>>>
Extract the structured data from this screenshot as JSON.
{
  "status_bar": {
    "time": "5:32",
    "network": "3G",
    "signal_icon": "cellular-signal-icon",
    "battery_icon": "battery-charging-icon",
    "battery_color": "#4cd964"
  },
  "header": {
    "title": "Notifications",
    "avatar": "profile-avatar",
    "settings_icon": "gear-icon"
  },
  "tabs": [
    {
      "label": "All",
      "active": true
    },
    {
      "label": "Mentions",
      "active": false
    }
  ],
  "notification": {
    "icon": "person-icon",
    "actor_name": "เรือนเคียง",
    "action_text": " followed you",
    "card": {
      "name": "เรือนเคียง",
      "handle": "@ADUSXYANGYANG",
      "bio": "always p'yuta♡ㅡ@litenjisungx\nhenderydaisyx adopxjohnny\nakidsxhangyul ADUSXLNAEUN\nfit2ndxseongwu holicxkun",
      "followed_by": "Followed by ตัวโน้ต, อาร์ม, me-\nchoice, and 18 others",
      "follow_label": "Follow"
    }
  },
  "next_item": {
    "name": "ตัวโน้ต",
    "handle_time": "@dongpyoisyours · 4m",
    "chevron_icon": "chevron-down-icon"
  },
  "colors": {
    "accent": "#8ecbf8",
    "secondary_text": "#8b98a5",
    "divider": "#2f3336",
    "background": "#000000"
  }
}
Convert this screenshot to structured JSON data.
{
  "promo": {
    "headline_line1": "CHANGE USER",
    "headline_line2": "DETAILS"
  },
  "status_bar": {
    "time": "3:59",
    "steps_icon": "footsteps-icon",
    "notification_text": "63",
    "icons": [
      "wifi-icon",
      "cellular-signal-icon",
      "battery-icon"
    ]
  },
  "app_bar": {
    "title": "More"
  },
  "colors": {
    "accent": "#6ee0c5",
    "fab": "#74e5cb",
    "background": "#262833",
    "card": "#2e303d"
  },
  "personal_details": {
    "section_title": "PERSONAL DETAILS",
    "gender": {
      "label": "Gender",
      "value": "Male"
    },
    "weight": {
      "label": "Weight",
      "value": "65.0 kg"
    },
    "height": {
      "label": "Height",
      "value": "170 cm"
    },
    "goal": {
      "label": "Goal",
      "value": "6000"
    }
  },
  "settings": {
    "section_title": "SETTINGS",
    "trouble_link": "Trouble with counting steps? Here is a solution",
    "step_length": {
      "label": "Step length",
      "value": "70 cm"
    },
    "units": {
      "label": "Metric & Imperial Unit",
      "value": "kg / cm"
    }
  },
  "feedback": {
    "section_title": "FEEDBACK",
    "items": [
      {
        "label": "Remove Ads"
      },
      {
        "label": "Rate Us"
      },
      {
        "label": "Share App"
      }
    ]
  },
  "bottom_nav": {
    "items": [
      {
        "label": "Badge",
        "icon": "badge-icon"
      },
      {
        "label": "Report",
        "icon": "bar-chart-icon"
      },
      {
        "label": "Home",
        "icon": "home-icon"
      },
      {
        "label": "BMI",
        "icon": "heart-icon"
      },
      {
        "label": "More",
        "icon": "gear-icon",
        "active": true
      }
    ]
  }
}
<<<
* **Request**
Faithfully reproduce all of the records, character for character.

* **Expected answer**
Extract the structured data from this screenshot as JSON.
{
  "status_bar": {
    "time": "5:32",
    "network": "3G",
    "signal_icon": "cellular-signal-icon",
    "battery_icon": "battery-charging-icon",
    "battery_color": "#4cd964"
  },
  "header": {
    "title": "Notifications",
    "avatar": "profile-avatar",
    "settings_icon": "gear-icon"
  },
  "tabs": [
    {
      "label": "All",
      "active": true
    },
    {
      "label": "Mentions",
      "active": false
    }
  ],
  "notification": {
    "icon": "person-icon",
    "actor_name": "เรือนเคียง",
    "action_text": " followed you",
    "card": {
      "name": "เรือนเคียง",
      "handle": "@ADUSXYANGYANG",
      "bio": "always p'yuta♡ㅡ@litenjisungx\nhenderydaisyx adopxjohnny\nakidsxhangyul ADUSXLNAEUN\nfit2ndxseongwu holicxkun",
      "followed_by": "Followed by ตัวโน้ต, อาร์ม, me-\nchoice, and 18 others",
      "follow_label": "Follow"
    }
  },
  "next_item": {
    "name": "ตัวโน้ต",
    "handle_time": "@dongpyoisyours · 4m",
    "chevron_icon": "chevron-down-icon"
  },
  "colors": {
    "accent": "#8ecbf8",
    "secondary_text": "#8b98a5",
    "divider": "#2f3336",
    "background": "#000000"
  }
}
Convert this screenshot to structured JSON data.
{
  "promo": {
    "headline_line1": "CHANGE USER",
    "headline_line2": "DETAILS"
  },
  "status_bar": {
    "time": "3:59",
    "steps_icon": "footsteps-icon",
    "notification_text": "63",
    "icons": [
      "wifi-icon",
      "cellular-signal-icon",
      "battery-icon"
    ]
  },
  "app_bar": {
    "title": "More"
  },
  "colors": {
    "accent": "#6ee0c5",
    "fab": "#74e5cb",
    "background": "#262833",
    "card": "#2e303d"
  },
  "personal_details": {
    "section_title": "PERSONAL DETAILS",
    "gender": {
      "label": "Gender",
      "value": "Male"
    },
    "weight": {
      "label": "Weight",
      "value": "65.0 kg"
    },
    "height": {
      "label": "Height",
      "value": "170 cm"
    },
    "goal": {
      "label": "Goal",
      "value": "6000"
    }
  },
  "settings": {
    "section_title": "SETTINGS",
    "trouble_link": "Trouble with counting steps? Here is a solution",
    "step_length": {
      "label": "Step length",
      "value": "70 cm"
    },
    "units": {
      "label": "Metric & Imperial Unit",
      "value": "kg / cm"
    }
  },
  "feedback": {
    "section_title": "FEEDBACK",
    "items": [
      {
        "label": "Remove Ads"
      },
      {
        "label": "Rate Us"
      },
      {
        "label": "Share App"
      }
    ]
  },
  "bottom_nav": {
    "items": [
      {
        "label": "Badge",
        "icon": "badge-icon"
      },
      {
        "label": "Report",
        "icon": "bar-chart-icon"
      },
      {
        "label": "Home",
        "icon": "home-icon"
      },
      {
        "label": "BMI",
        "icon": "heart-icon"
      },
      {
        "label": "More",
        "icon": "gear-icon",
        "active": true
      }
    ]
  }
}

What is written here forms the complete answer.